> Reading passage:
____
26 - 30 April 2026
National Harbor, Maryland, US
Conference 14040 > Paper 14040-10
Paper 14040-10

Laser-altimetry-enhanced foundation model embeddings for global elevations (Invited Paper)

29 April 2026 • 3:10 PM - 3:40 PM EDT | Chesapeake 5

Abstract

Foundation models have demonstrated substantial performance gains across domains. In Earth science, Google’s AlphaEarth Foundation (AEF) model has outperformed conventional spaceborne imagery in many applications. Pre-trained on diverse datasets—including Landsat, Sentinel-2, Wikipedia vector layers, GEDI canopy heights, and Copernicus DEM—AEF shows strong capability in 2D classification tasks. However, its utility for 3D applications, particularly integration with airborne laser scanning (ALS) or spaceborne altimetry, remains less explored. This study evaluates AlphaEarth embeddings for predicting terrain elevation and canopy height across three ecoregions. Using an XGBoost regressor, models were trained with ALS or ICESat-2 as reference data. Results indicate that AlphaEarth features alone are insufficient for accurate terrain prediction without additional inputs, despite elevation-related pretraining. In contrast, canopy height predictions show strong standalone performance. Comparisons with multispectral approaches highlight the promise of foundation models, while underscoring the continued need for high-fidelity laser data to calibrate and validate these methods.

Presenter

The Univ. of Texas at Austin (United States)
____
> Study material:
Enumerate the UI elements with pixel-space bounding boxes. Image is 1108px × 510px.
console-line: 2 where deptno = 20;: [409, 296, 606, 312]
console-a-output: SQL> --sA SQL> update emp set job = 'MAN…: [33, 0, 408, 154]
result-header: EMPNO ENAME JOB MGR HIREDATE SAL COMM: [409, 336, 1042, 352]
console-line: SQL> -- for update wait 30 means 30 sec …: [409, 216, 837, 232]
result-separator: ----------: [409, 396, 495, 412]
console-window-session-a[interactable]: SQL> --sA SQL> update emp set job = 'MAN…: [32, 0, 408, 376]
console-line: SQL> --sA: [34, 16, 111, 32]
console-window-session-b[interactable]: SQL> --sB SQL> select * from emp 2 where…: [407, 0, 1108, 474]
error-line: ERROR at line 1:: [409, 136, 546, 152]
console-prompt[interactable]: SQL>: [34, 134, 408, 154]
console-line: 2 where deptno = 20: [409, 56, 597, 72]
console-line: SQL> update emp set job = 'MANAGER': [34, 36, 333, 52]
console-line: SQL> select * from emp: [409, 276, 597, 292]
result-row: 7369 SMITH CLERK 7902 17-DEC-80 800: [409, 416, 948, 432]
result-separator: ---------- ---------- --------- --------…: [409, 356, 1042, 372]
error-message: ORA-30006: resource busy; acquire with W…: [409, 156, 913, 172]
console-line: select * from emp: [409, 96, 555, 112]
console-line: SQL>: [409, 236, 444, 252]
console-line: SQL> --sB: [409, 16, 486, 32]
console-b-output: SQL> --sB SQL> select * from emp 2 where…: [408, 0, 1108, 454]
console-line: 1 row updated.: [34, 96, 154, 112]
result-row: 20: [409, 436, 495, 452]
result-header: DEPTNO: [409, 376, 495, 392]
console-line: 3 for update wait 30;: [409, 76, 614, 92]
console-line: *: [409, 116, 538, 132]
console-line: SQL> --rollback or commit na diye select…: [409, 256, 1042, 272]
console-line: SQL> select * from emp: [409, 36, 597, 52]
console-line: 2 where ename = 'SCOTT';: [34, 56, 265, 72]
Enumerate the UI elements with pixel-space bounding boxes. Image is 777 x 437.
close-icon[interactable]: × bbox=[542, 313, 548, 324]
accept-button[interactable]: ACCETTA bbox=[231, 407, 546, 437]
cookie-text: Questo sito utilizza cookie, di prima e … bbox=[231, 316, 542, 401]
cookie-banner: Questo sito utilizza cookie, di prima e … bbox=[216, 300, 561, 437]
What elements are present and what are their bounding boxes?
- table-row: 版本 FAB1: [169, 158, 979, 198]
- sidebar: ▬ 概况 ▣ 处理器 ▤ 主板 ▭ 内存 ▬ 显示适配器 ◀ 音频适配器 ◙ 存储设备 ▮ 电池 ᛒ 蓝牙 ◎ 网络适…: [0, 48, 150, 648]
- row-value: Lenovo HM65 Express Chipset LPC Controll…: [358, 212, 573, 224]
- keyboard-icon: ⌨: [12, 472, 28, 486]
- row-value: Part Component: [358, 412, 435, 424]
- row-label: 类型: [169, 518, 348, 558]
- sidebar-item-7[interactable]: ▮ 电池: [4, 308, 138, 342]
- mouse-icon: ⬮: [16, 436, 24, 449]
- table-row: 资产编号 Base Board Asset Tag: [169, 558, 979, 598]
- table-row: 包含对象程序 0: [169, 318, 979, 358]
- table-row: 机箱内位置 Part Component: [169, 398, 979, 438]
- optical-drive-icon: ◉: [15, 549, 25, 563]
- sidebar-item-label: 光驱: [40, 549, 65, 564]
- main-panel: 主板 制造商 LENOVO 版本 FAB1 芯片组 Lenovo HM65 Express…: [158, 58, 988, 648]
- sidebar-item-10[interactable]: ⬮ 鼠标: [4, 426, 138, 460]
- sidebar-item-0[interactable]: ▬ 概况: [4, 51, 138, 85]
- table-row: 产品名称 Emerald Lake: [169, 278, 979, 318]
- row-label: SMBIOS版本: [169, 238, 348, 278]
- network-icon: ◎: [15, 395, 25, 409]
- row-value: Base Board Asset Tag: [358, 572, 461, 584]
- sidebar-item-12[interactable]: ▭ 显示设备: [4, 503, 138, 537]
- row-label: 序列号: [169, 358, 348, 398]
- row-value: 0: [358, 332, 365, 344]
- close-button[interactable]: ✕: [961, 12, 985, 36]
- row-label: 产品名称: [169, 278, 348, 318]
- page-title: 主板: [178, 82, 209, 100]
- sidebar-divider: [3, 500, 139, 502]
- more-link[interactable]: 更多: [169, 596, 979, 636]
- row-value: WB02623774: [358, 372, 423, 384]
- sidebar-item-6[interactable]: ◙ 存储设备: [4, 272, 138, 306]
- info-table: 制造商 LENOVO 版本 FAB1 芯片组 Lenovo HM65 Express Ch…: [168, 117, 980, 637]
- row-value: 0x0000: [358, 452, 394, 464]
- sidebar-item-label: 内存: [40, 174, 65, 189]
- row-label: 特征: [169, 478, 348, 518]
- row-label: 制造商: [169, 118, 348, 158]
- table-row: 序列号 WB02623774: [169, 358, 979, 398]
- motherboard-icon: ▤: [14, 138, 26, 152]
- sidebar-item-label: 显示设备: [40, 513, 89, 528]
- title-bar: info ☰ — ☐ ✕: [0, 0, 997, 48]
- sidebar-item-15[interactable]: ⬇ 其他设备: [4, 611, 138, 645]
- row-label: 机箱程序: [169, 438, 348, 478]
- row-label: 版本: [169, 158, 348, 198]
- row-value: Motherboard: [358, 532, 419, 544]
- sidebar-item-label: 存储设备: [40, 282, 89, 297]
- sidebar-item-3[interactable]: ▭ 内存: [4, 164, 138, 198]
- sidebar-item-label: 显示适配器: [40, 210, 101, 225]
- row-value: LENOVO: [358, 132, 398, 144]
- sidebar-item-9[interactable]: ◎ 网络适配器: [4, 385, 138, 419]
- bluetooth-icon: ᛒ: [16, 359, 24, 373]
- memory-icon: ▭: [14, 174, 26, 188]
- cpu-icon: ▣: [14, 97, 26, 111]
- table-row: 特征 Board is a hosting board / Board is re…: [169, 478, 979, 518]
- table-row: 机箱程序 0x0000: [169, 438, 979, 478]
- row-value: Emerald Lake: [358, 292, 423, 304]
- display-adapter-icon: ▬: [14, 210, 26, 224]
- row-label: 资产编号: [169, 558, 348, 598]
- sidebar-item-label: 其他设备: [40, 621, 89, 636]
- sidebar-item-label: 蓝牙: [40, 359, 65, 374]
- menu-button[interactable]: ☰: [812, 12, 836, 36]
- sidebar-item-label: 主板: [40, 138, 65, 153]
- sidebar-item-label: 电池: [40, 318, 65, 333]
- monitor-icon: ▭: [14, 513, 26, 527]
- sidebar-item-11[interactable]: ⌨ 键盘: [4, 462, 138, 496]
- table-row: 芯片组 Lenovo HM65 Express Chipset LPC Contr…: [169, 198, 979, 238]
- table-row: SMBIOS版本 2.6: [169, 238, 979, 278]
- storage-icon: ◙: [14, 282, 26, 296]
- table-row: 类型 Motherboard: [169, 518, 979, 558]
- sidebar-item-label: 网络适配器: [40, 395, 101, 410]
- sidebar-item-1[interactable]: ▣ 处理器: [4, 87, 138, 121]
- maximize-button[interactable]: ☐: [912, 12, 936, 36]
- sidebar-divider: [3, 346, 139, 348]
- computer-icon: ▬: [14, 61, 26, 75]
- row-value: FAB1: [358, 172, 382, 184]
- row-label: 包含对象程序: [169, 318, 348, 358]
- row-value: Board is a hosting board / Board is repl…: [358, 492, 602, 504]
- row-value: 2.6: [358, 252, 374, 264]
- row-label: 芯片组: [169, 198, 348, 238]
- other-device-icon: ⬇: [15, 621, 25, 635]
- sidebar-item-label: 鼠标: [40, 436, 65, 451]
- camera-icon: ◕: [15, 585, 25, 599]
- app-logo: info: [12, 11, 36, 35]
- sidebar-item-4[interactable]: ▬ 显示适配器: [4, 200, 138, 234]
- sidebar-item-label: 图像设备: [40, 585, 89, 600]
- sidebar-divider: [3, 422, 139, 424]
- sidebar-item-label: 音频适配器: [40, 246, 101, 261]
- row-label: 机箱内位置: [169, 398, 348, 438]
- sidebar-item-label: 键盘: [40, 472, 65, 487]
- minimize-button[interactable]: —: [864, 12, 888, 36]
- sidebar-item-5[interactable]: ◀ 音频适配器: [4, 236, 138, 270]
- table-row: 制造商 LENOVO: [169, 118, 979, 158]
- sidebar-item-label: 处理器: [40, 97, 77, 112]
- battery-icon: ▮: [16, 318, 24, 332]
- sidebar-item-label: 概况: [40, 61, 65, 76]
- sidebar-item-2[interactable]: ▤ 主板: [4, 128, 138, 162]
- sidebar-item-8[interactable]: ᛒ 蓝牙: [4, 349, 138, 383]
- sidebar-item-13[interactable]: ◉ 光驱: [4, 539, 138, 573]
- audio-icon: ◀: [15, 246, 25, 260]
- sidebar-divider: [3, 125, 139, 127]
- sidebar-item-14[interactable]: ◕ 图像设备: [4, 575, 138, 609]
____
Rewrite the conference listing starting with "26 - 30 April" and going on through "elevations (Invited Paper)", putting "Virginia" in place of "Maryland".

> Task result:
26 - 30 April 2026
National Harbor, Virginia, US
Conference 14040 > Paper 14040-10
Paper 14040-10

Laser-altimetry-enhanced foundation model embeddings for global elevations (Invited Paper)